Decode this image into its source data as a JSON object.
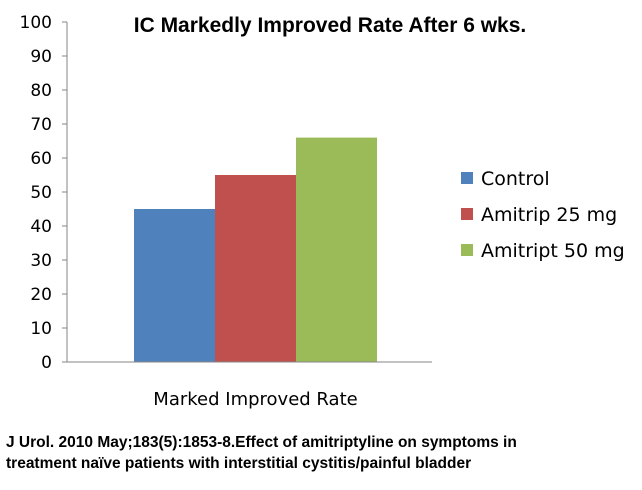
{
  "chart_data": {
    "type": "bar",
    "title": "IC Markedly Improved Rate After 6 wks.",
    "categories": [
      "Marked Improved Rate"
    ],
    "series": [
      {
        "name": "Control",
        "values": [
          45
        ],
        "color": "#4F81BD"
      },
      {
        "name": "Amitrip 25 mg",
        "values": [
          55
        ],
        "color": "#C0504D"
      },
      {
        "name": "Amitript 50 mg",
        "values": [
          66
        ],
        "color": "#9BBB59"
      }
    ],
    "xlabel": "",
    "ylabel": "",
    "ylim": [
      0,
      100
    ],
    "yticks": [
      0,
      10,
      20,
      30,
      40,
      50,
      60,
      70,
      80,
      90,
      100
    ],
    "grid": false,
    "legend": "right"
  },
  "citation": {
    "line1": "J Urol. 2010 May;183(5):1853-8.Effect of amitriptyline on symptoms in",
    "line2": "treatment naïve patients with interstitial cystitis/painful bladder"
  }
}
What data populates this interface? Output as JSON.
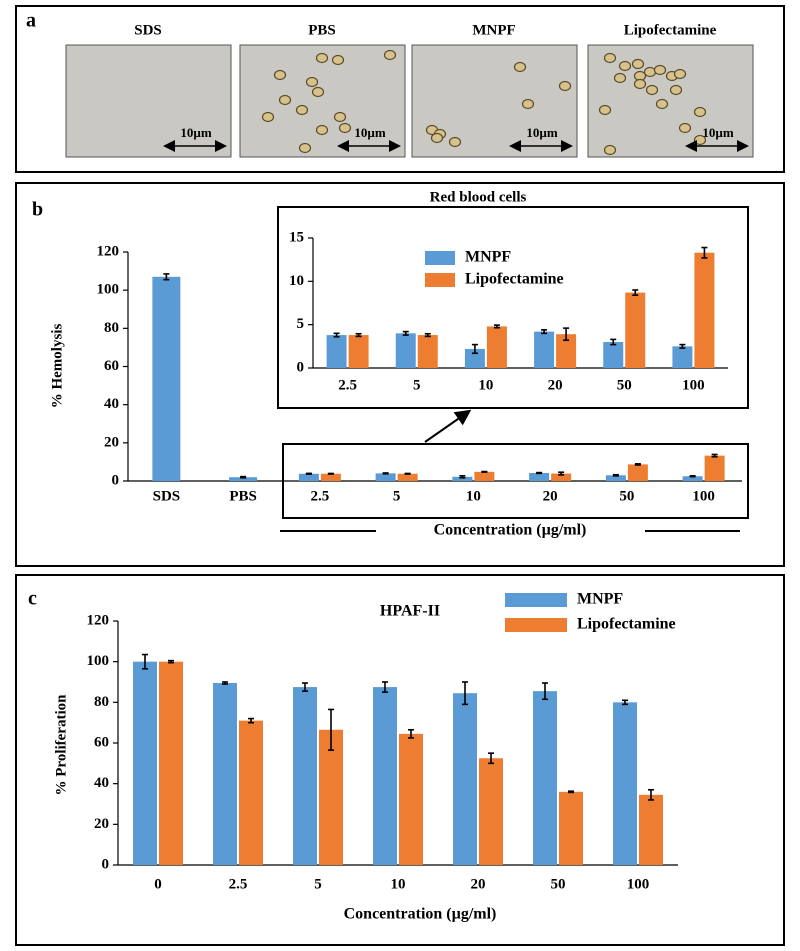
{
  "chart_data": [
    {
      "panel": "a",
      "type": "images",
      "images": [
        {
          "label": "SDS",
          "scale": "10µm"
        },
        {
          "label": "PBS",
          "scale": "10µm"
        },
        {
          "label": "MNPF",
          "scale": "10µm"
        },
        {
          "label": "Lipofectamine",
          "scale": "10µm"
        }
      ]
    },
    {
      "panel": "b",
      "type": "bar",
      "title": "Red blood cells",
      "ylabel": "% Hemolysis",
      "xlabel": "Concentration (µg/ml)",
      "categories": [
        "SDS",
        "PBS",
        "2.5",
        "5",
        "10",
        "20",
        "50",
        "100"
      ],
      "series": [
        {
          "color": "#5b9bd5",
          "values": [
            107,
            2,
            3.8,
            4,
            2.2,
            4.2,
            3,
            2.5
          ],
          "errors": [
            1.5,
            0.3,
            0.2,
            0.2,
            0.5,
            0.2,
            0.3,
            0.2
          ]
        },
        {
          "color": "#ed7d31",
          "values": [
            null,
            null,
            3.8,
            3.8,
            4.8,
            3.9,
            8.7,
            13.3
          ],
          "errors": [
            null,
            null,
            0.15,
            0.15,
            0.15,
            0.7,
            0.3,
            0.6
          ]
        }
      ],
      "ylim": [
        0,
        120
      ],
      "yticks": [
        0,
        20,
        40,
        60,
        80,
        100,
        120
      ],
      "inset": {
        "type": "bar",
        "categories": [
          "2.5",
          "5",
          "10",
          "20",
          "50",
          "100"
        ],
        "series": [
          {
            "name": "MNPF",
            "color": "#5b9bd5",
            "values": [
              3.8,
              4,
              2.2,
              4.2,
              3,
              2.5
            ],
            "errors": [
              0.2,
              0.2,
              0.5,
              0.2,
              0.3,
              0.2
            ]
          },
          {
            "name": "Lipofectamine",
            "color": "#ed7d31",
            "values": [
              3.8,
              3.8,
              4.8,
              3.9,
              8.7,
              13.3
            ],
            "errors": [
              0.15,
              0.15,
              0.15,
              0.7,
              0.3,
              0.6
            ]
          }
        ],
        "ylim": [
          0,
          15
        ],
        "yticks": [
          0,
          5,
          10,
          15
        ]
      }
    },
    {
      "panel": "c",
      "type": "bar",
      "title": "HPAF-II",
      "ylabel": "% Proliferation",
      "xlabel": "Concentration (µg/ml)",
      "categories": [
        "0",
        "2.5",
        "5",
        "10",
        "20",
        "50",
        "100"
      ],
      "series": [
        {
          "name": "MNPF",
          "color": "#5b9bd5",
          "values": [
            100,
            89.5,
            87.5,
            87.5,
            84.5,
            85.5,
            80
          ],
          "errors": [
            3.5,
            0.5,
            2,
            2.5,
            5.5,
            4,
            1
          ]
        },
        {
          "name": "Lipofectamine",
          "color": "#ed7d31",
          "values": [
            100,
            71,
            66.5,
            64.5,
            52.5,
            36,
            34.5
          ],
          "errors": [
            0.5,
            1,
            10,
            2,
            2.5,
            0.3,
            2.5
          ]
        }
      ],
      "ylim": [
        0,
        120
      ],
      "yticks": [
        0,
        20,
        40,
        60,
        80,
        100,
        120
      ]
    }
  ]
}
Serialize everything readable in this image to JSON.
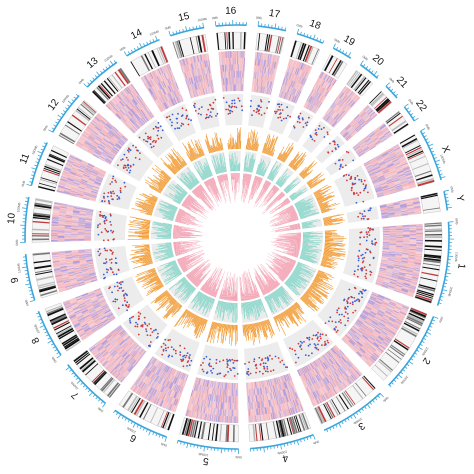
{
  "figure": {
    "type": "circos-genome-plot",
    "chromosomes": [
      "1",
      "2",
      "3",
      "4",
      "5",
      "6",
      "7",
      "8",
      "9",
      "10",
      "11",
      "12",
      "13",
      "14",
      "15",
      "16",
      "17",
      "18",
      "19",
      "20",
      "21",
      "22",
      "X",
      "Y"
    ],
    "sizes_mb": [
      249,
      242,
      198,
      190,
      181,
      171,
      159,
      145,
      138,
      134,
      135,
      133,
      114,
      107,
      102,
      90,
      83,
      80,
      59,
      64,
      47,
      51,
      156,
      57
    ],
    "scale_labels": [
      "0Mb",
      "100Mb",
      "200Mb"
    ],
    "track_names": [
      "ideogram",
      "heatmap",
      "scatter",
      "histogram-orange",
      "area-teal",
      "area-pink"
    ],
    "colors": {
      "axis_blue": "#3aa6dd",
      "heat_pink": "#f4a7b0",
      "heat_purple": "#9a86d8",
      "scatter_red": "#d23a3a",
      "scatter_blue": "#3a5ed2",
      "hist_orange": "#f0962a",
      "area_teal": "#8fd8cc",
      "area_pink": "#f2a0b1",
      "track_bg": "#ececec",
      "label": "#111111"
    }
  }
}
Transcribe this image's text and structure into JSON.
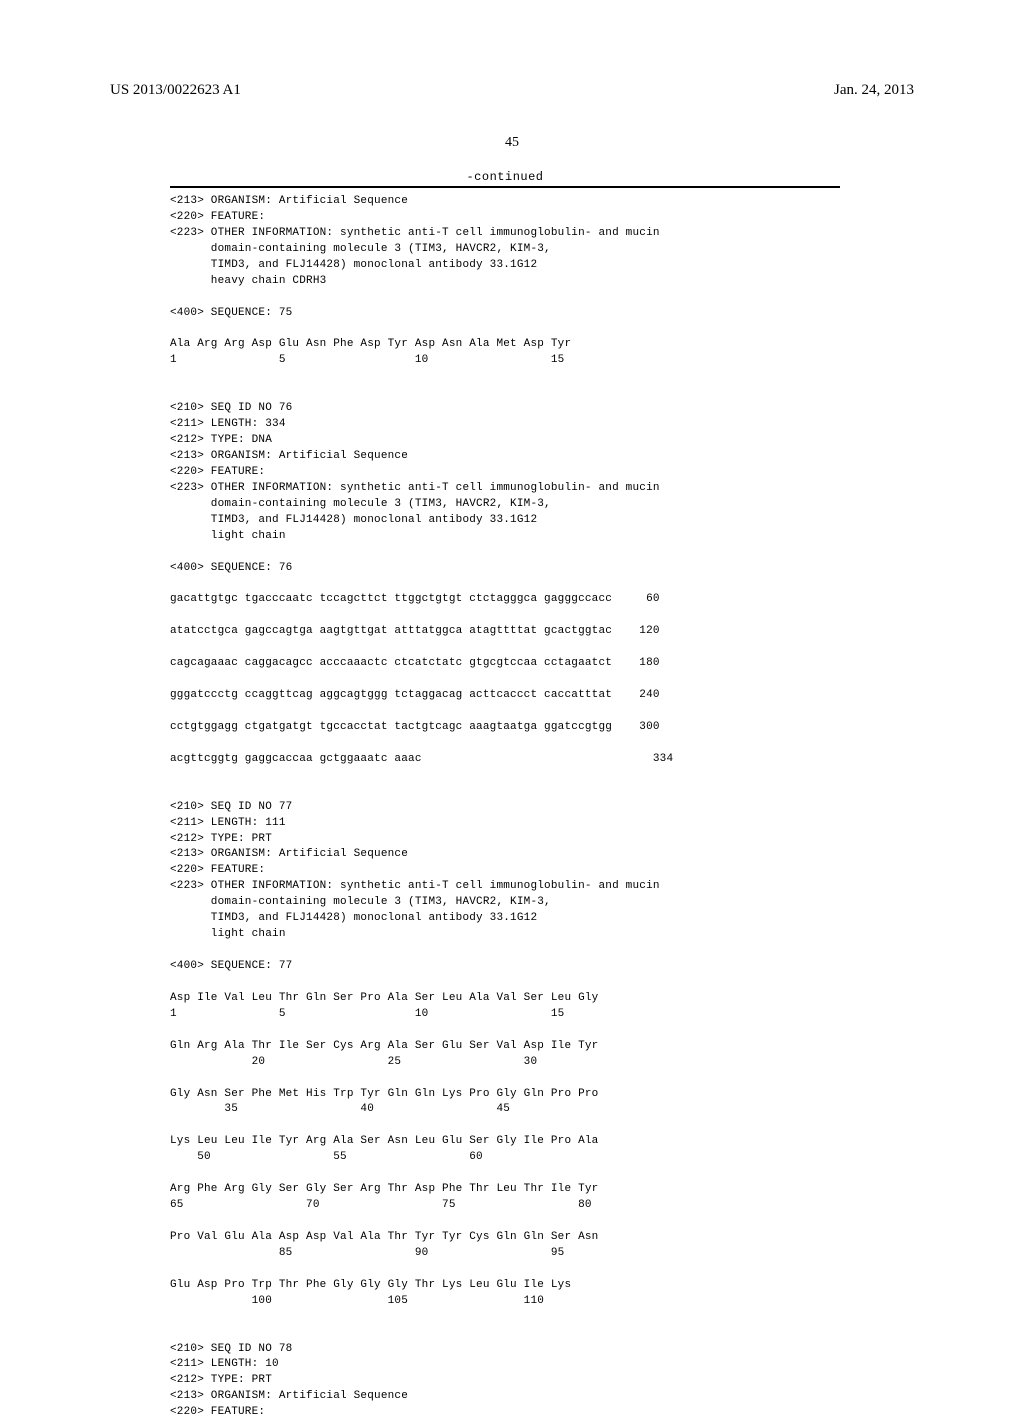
{
  "header": {
    "pub_number": "US 2013/0022623 A1",
    "pub_date": "Jan. 24, 2013",
    "page_number": "45",
    "continued_label": "-continued"
  },
  "block1": {
    "l1": "<213> ORGANISM: Artificial Sequence",
    "l2": "<220> FEATURE:",
    "l3": "<223> OTHER INFORMATION: synthetic anti-T cell immunoglobulin- and mucin",
    "l4": "      domain-containing molecule 3 (TIM3, HAVCR2, KIM-3,",
    "l5": "      TIMD3, and FLJ14428) monoclonal antibody 33.1G12",
    "l6": "      heavy chain CDRH3",
    "seq_label": "<400> SEQUENCE: 75",
    "aa1": "Ala Arg Arg Asp Glu Asn Phe Asp Tyr Asp Asn Ala Met Asp Tyr",
    "nm1": "1               5                   10                  15"
  },
  "block2": {
    "h1": "<210> SEQ ID NO 76",
    "h2": "<211> LENGTH: 334",
    "h3": "<212> TYPE: DNA",
    "h4": "<213> ORGANISM: Artificial Sequence",
    "h5": "<220> FEATURE:",
    "h6": "<223> OTHER INFORMATION: synthetic anti-T cell immunoglobulin- and mucin",
    "h7": "      domain-containing molecule 3 (TIM3, HAVCR2, KIM-3,",
    "h8": "      TIMD3, and FLJ14428) monoclonal antibody 33.1G12",
    "h9": "      light chain",
    "seq_label": "<400> SEQUENCE: 76",
    "d1": "gacattgtgc tgacccaatc tccagcttct ttggctgtgt ctctagggca gagggccacc     60",
    "d2": "atatcctgca gagccagtga aagtgttgat atttatggca atagttttat gcactggtac    120",
    "d3": "cagcagaaac caggacagcc acccaaactc ctcatctatc gtgcgtccaa cctagaatct    180",
    "d4": "gggatccctg ccaggttcag aggcagtggg tctaggacag acttcaccct caccatttat    240",
    "d5": "cctgtggagg ctgatgatgt tgccacctat tactgtcagc aaagtaatga ggatccgtgg    300",
    "d6": "acgttcggtg gaggcaccaa gctggaaatc aaac                                  334"
  },
  "block3": {
    "h1": "<210> SEQ ID NO 77",
    "h2": "<211> LENGTH: 111",
    "h3": "<212> TYPE: PRT",
    "h4": "<213> ORGANISM: Artificial Sequence",
    "h5": "<220> FEATURE:",
    "h6": "<223> OTHER INFORMATION: synthetic anti-T cell immunoglobulin- and mucin",
    "h7": "      domain-containing molecule 3 (TIM3, HAVCR2, KIM-3,",
    "h8": "      TIMD3, and FLJ14428) monoclonal antibody 33.1G12",
    "h9": "      light chain",
    "seq_label": "<400> SEQUENCE: 77",
    "aa1": "Asp Ile Val Leu Thr Gln Ser Pro Ala Ser Leu Ala Val Ser Leu Gly",
    "nm1": "1               5                   10                  15",
    "aa2": "Gln Arg Ala Thr Ile Ser Cys Arg Ala Ser Glu Ser Val Asp Ile Tyr",
    "nm2": "            20                  25                  30",
    "aa3": "Gly Asn Ser Phe Met His Trp Tyr Gln Gln Lys Pro Gly Gln Pro Pro",
    "nm3": "        35                  40                  45",
    "aa4": "Lys Leu Leu Ile Tyr Arg Ala Ser Asn Leu Glu Ser Gly Ile Pro Ala",
    "nm4": "    50                  55                  60",
    "aa5": "Arg Phe Arg Gly Ser Gly Ser Arg Thr Asp Phe Thr Leu Thr Ile Tyr",
    "nm5": "65                  70                  75                  80",
    "aa6": "Pro Val Glu Ala Asp Asp Val Ala Thr Tyr Tyr Cys Gln Gln Ser Asn",
    "nm6": "                85                  90                  95",
    "aa7": "Glu Asp Pro Trp Thr Phe Gly Gly Gly Thr Lys Leu Glu Ile Lys",
    "nm7": "            100                 105                 110"
  },
  "block4": {
    "h1": "<210> SEQ ID NO 78",
    "h2": "<211> LENGTH: 10",
    "h3": "<212> TYPE: PRT",
    "h4": "<213> ORGANISM: Artificial Sequence",
    "h5": "<220> FEATURE:"
  }
}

▬▬▬▬▬▬▬▬▬▬

__ASSIGNED TASK__
Take every line above that includes "categories" and list it.

__RESULT FOR THIS EXERCISE__
    "categories": [
      "categories": [
        "categories": [
      "categories": [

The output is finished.